▶ Work required:
Restate the entries word for word, omitting nothing.

▶ Materials provided:
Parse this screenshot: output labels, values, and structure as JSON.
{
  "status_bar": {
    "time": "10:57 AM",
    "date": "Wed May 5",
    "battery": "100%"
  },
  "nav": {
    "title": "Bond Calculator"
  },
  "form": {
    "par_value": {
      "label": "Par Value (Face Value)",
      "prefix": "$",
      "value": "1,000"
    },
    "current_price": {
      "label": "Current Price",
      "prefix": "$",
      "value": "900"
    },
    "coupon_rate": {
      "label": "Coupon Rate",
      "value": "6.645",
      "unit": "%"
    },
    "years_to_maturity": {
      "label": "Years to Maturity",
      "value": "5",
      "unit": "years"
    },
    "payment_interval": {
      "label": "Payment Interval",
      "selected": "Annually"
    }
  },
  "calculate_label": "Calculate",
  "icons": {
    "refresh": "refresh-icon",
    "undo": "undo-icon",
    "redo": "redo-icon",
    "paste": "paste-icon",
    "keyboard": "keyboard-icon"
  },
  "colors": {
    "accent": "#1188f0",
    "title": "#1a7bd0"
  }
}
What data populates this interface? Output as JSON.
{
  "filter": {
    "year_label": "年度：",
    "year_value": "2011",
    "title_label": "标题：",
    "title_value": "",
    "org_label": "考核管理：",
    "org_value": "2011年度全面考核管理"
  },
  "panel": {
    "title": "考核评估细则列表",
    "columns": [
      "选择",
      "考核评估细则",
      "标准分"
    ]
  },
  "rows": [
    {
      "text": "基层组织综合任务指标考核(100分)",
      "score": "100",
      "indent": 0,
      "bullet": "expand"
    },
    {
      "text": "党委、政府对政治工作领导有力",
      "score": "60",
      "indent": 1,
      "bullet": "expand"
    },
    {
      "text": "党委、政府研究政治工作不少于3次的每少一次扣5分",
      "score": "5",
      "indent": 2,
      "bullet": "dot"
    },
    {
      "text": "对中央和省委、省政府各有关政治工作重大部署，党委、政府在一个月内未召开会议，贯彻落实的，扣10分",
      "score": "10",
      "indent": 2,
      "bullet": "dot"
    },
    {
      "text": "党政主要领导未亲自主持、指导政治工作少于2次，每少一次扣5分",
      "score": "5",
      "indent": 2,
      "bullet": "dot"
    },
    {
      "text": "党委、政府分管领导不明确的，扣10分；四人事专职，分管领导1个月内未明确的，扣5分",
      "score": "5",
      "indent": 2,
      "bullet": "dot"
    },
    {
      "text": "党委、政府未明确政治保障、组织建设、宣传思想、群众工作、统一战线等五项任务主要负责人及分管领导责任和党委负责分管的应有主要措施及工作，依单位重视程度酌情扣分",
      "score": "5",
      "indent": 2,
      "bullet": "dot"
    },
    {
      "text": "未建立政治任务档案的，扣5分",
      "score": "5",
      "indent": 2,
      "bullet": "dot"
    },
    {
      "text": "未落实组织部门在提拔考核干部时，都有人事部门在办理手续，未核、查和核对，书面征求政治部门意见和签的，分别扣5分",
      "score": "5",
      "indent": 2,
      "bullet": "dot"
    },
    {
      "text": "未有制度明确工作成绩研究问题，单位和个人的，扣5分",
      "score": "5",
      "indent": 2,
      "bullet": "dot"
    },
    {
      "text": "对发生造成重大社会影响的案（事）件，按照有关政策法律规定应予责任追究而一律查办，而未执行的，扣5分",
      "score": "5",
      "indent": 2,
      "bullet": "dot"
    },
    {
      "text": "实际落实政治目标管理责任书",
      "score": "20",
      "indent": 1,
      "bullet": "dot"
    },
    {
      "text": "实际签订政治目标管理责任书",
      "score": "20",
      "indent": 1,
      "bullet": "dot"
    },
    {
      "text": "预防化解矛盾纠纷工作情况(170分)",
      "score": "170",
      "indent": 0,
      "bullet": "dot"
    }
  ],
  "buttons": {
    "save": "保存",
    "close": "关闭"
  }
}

▶ Result:
Parse this screenshot: output labels, values, and structure as JSON.
{
  "status_bar": {
    "time": "10:57 AM",
    "date": "Wed May 5",
    "battery": "100%"
  },
  "nav": {
    "title": "Bond Calculator"
  },
  "form": {
    "par_value": {
      "label": "Par Value (Face Value)",
      "prefix": "$",
      "value": "1,000"
    },
    "current_price": {
      "label": "Current Price",
      "prefix": "$",
      "value": "900"
    },
    "coupon_rate": {
      "label": "Coupon Rate",
      "value": "6.645",
      "unit": "%"
    },
    "years_to_maturity": {
      "label": "Years to Maturity",
      "value": "5",
      "unit": "years"
    },
    "payment_interval": {
      "label": "Payment Interval",
      "selected": "Annually"
    }
  },
  "calculate_label": "Calculate",
  "icons": {
    "refresh": "refresh-icon",
    "undo": "undo-icon",
    "redo": "redo-icon",
    "paste": "paste-icon",
    "keyboard": "keyboard-icon"
  },
  "colors": {
    "accent": "#1188f0",
    "title": "#1a7bd0"
  }
}
What data populates this interface? Output as JSON.
{
  "filter": {
    "year_label": "年度：",
    "year_value": "2011",
    "title_label": "标题：",
    "title_value": "",
    "org_label": "考核管理：",
    "org_value": "2011年度全面考核管理"
  },
  "panel": {
    "title": "考核评估细则列表",
    "columns": [
      "选择",
      "考核评估细则",
      "标准分"
    ]
  },
  "rows": [
    {
      "text": "基层组织综合任务指标考核(100分)",
      "score": "100",
      "indent": 0,
      "bullet": "expand"
    },
    {
      "text": "党委、政府对政治工作领导有力",
      "score": "60",
      "indent": 1,
      "bullet": "expand"
    },
    {
      "text": "党委、政府研究政治工作不少于3次的每少一次扣5分",
      "score": "5",
      "indent": 2,
      "bullet": "dot"
    },
    {
      "text": "对中央和省委、省政府各有关政治工作重大部署，党委、政府在一个月内未召开会议，贯彻落实的，扣10分",
      "score": "10",
      "indent": 2,
      "bullet": "dot"
    },
    {
      "text": "党政主要领导未亲自主持、指导政治工作少于2次，每少一次扣5分",
      "score": "5",
      "indent": 2,
      "bullet": "dot"
    },
    {
      "text": "党委、政府分管领导不明确的，扣10分；四人事专职，分管领导1个月内未明确的，扣5分",
      "score": "5",
      "indent": 2,
      "bullet": "dot"
    },
    {
      "text": "党委、政府未明确政治保障、组织建设、宣传思想、群众工作、统一战线等五项任务主要负责人及分管领导责任和党委负责分管的应有主要措施及工作，依单位重视程度酌情扣分",
      "score": "5",
      "indent": 2,
      "bullet": "dot"
    },
    {
      "text": "未建立政治任务档案的，扣5分",
      "score": "5",
      "indent": 2,
      "bullet": "dot"
    },
    {
      "text": "未落实组织部门在提拔考核干部时，都有人事部门在办理手续，未核、查和核对，书面征求政治部门意见和签的，分别扣5分",
      "score": "5",
      "indent": 2,
      "bullet": "dot"
    },
    {
      "text": "未有制度明确工作成绩研究问题，单位和个人的，扣5分",
      "score": "5",
      "indent": 2,
      "bullet": "dot"
    },
    {
      "text": "对发生造成重大社会影响的案（事）件，按照有关政策法律规定应予责任追究而一律查办，而未执行的，扣5分",
      "score": "5",
      "indent": 2,
      "bullet": "dot"
    },
    {
      "text": "实际落实政治目标管理责任书",
      "score": "20",
      "indent": 1,
      "bullet": "dot"
    },
    {
      "text": "实际签订政治目标管理责任书",
      "score": "20",
      "indent": 1,
      "bullet": "dot"
    },
    {
      "text": "预防化解矛盾纠纷工作情况(170分)",
      "score": "170",
      "indent": 0,
      "bullet": "dot"
    }
  ],
  "buttons": {
    "save": "保存",
    "close": "关闭"
  }
}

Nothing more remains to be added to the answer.